(begin)
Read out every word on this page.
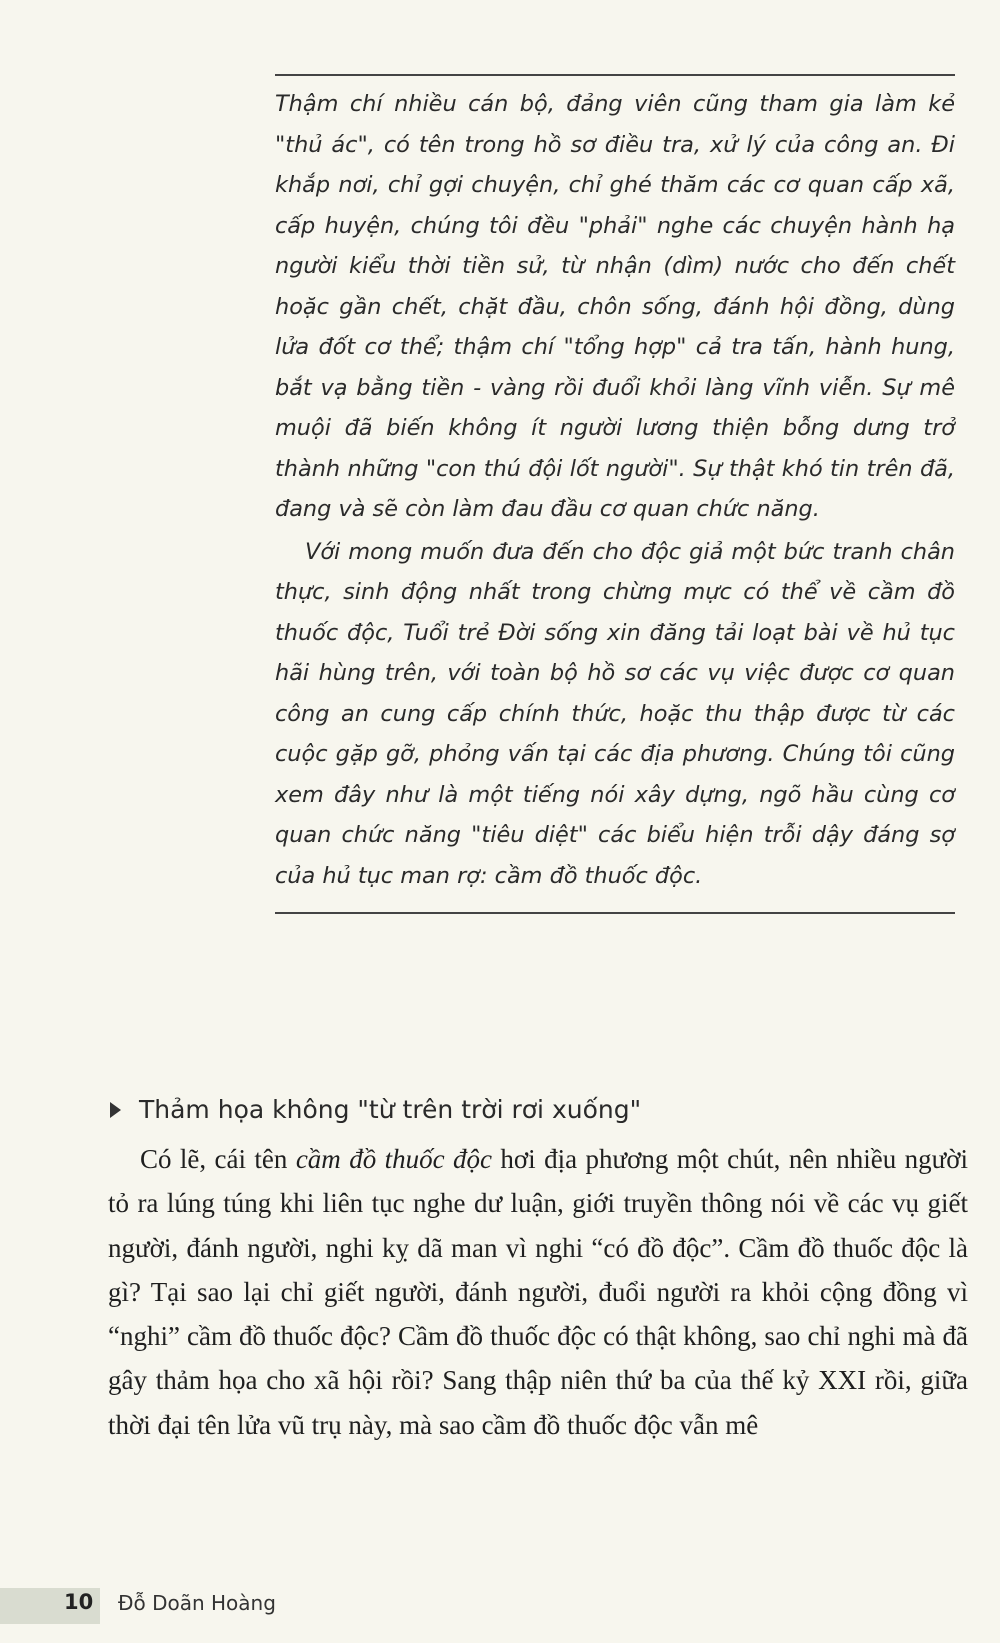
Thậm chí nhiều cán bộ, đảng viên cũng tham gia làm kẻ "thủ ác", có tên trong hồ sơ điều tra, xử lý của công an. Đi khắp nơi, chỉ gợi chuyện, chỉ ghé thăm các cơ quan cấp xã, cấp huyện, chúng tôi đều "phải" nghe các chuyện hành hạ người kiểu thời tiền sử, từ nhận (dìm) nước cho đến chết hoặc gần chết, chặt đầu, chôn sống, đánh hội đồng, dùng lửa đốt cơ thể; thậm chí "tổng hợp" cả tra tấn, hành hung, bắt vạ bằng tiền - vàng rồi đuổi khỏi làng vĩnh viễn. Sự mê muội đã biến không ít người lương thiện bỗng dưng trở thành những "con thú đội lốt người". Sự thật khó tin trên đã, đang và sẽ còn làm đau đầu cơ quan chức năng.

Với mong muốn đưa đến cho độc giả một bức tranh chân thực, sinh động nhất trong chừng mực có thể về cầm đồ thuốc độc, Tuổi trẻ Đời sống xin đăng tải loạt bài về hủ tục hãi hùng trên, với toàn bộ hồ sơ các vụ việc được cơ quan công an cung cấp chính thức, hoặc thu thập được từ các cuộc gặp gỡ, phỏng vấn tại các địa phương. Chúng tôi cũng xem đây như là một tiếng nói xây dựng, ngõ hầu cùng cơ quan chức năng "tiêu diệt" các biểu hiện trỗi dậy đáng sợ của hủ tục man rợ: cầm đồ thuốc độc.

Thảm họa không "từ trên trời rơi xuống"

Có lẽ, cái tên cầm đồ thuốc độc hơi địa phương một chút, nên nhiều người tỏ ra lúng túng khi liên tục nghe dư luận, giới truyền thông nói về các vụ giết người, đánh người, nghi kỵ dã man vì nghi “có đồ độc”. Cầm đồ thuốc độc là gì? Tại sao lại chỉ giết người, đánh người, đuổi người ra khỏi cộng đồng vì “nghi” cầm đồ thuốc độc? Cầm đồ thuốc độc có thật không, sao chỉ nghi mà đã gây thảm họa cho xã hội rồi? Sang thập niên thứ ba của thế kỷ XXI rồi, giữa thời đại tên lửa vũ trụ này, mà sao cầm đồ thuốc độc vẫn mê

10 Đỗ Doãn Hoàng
(end)
# Challenge
Say how many lines in the records hold "nghe", with the number as the whole reply.

# Finished answer
2